### Exercise instructions
Go through each line of the records below and count those with the word "screenshot"; give only the total.

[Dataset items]
----
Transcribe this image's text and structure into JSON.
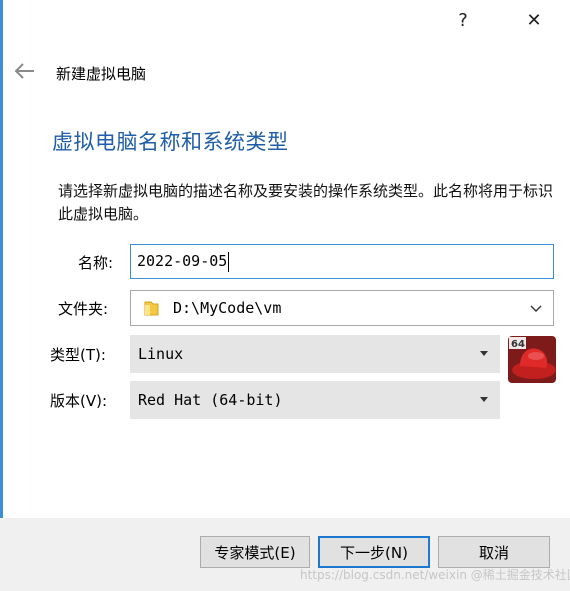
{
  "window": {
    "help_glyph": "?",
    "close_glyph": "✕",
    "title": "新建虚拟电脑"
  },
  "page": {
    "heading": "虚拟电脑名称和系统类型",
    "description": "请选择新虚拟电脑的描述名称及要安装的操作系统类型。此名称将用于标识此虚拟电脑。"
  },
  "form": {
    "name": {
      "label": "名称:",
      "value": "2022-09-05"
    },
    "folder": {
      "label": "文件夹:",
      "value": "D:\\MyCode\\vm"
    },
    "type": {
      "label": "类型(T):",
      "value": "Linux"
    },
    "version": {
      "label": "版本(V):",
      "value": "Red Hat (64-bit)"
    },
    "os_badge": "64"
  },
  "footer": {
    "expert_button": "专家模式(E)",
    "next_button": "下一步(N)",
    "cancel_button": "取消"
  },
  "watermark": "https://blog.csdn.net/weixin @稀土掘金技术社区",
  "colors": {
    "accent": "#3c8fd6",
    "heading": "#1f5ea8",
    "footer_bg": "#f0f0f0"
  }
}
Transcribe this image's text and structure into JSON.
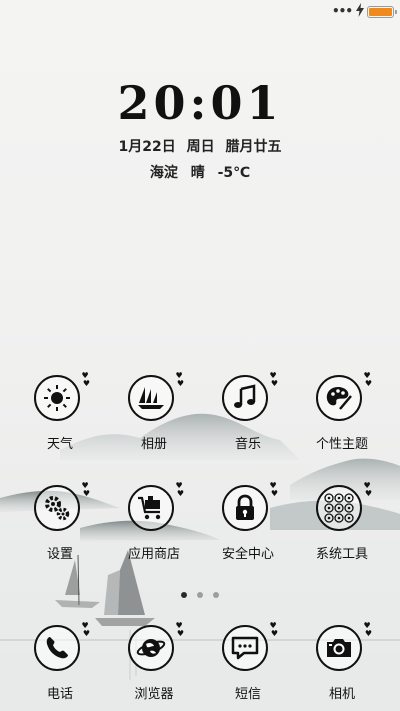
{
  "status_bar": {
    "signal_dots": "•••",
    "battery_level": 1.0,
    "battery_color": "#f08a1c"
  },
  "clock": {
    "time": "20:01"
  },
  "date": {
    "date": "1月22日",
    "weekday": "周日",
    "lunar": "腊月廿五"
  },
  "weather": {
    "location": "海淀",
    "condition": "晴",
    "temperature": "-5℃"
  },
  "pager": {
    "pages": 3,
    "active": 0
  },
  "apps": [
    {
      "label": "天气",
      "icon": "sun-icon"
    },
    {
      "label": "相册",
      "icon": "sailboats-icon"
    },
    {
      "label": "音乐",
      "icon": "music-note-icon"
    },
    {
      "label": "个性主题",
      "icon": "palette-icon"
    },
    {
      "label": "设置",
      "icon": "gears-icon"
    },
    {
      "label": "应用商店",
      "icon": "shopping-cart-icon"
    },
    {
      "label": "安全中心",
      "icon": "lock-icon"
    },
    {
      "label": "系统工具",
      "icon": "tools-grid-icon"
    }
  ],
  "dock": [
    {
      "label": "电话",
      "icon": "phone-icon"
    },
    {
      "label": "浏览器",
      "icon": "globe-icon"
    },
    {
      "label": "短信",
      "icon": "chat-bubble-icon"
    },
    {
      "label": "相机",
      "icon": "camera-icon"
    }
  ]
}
----
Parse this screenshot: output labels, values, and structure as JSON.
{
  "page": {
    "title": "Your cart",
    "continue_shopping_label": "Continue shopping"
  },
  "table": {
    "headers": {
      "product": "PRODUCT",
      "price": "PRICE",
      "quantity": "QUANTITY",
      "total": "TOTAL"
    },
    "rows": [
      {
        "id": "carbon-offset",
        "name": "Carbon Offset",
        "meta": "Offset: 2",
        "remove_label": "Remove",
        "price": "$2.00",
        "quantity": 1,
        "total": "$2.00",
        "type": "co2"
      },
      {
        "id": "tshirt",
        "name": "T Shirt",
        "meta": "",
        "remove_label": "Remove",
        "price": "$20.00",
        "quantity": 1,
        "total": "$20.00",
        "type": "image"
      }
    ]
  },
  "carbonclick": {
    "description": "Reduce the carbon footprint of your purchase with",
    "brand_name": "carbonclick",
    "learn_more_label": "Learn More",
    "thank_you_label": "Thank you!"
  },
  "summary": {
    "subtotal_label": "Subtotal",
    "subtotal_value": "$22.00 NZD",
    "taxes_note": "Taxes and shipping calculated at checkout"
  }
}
----
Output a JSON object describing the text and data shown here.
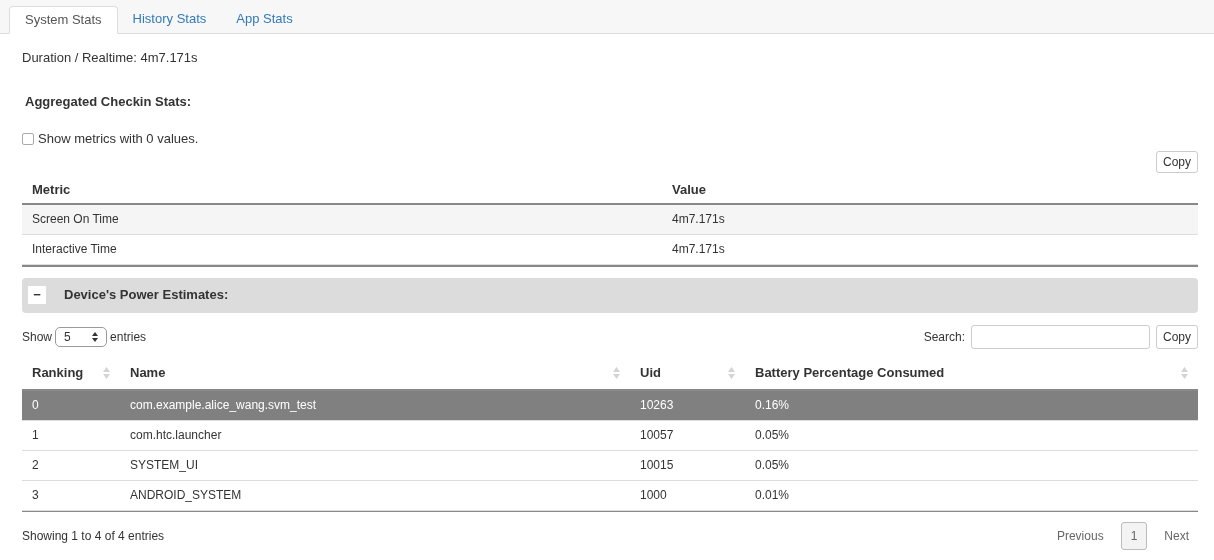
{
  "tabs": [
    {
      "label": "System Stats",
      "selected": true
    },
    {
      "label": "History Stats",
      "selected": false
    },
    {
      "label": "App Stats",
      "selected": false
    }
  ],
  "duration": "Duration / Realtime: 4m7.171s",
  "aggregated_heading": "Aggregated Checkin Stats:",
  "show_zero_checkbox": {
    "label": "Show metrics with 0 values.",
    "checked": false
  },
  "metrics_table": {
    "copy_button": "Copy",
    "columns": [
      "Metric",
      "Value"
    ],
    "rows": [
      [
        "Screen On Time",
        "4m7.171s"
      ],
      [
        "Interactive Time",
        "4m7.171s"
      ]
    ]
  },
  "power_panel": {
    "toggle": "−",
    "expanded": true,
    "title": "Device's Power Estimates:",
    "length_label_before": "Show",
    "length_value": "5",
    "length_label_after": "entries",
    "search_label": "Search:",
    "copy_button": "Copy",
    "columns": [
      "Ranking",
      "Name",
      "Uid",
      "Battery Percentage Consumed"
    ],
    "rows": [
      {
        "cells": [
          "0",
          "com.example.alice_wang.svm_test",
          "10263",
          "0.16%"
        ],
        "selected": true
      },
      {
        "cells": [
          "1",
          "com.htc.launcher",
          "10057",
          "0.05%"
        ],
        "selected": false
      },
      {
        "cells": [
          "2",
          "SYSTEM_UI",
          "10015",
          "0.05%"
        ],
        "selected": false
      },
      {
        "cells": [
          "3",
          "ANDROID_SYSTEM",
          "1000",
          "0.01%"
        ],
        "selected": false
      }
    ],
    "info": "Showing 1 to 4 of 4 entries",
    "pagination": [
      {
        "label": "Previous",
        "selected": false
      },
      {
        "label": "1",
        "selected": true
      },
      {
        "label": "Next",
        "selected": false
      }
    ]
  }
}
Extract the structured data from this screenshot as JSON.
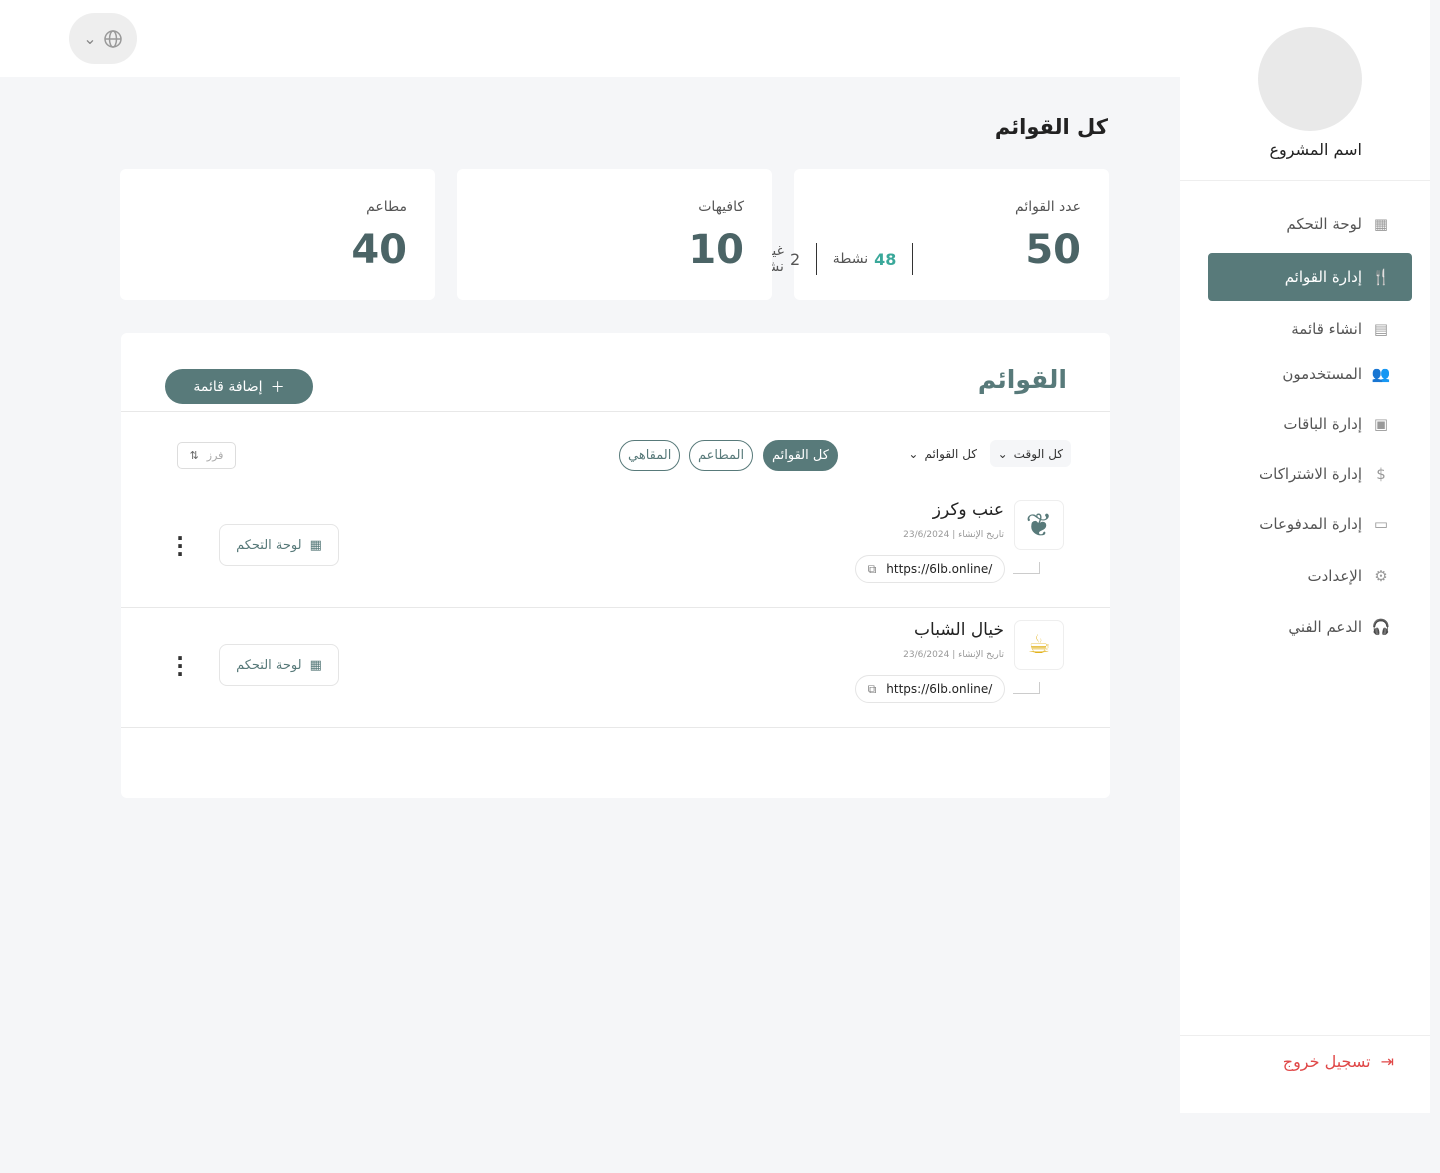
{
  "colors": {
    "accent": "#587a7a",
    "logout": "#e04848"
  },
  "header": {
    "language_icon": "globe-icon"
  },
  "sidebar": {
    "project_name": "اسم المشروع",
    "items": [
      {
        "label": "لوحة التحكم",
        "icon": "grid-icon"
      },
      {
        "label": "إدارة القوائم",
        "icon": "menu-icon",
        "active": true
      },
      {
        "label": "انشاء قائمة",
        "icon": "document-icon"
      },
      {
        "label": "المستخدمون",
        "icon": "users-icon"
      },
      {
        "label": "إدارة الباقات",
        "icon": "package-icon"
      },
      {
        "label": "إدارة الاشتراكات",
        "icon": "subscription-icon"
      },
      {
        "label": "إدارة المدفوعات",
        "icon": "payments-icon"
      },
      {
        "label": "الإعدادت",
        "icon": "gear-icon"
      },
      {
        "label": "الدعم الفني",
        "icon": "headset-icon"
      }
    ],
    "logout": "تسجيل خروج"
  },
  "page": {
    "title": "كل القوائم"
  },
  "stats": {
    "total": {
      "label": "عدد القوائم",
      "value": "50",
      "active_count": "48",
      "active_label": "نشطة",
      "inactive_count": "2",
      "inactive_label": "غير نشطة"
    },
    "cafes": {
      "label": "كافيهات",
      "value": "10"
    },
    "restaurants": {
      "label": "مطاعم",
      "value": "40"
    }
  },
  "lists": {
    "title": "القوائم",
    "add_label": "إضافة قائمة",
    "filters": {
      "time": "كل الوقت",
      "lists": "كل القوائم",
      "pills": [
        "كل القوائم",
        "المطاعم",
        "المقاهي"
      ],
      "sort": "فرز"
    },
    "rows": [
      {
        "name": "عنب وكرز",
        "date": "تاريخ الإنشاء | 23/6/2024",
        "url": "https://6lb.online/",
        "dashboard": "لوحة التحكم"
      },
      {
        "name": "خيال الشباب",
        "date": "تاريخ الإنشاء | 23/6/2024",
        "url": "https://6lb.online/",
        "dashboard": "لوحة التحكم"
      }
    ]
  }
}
----
### Task response
2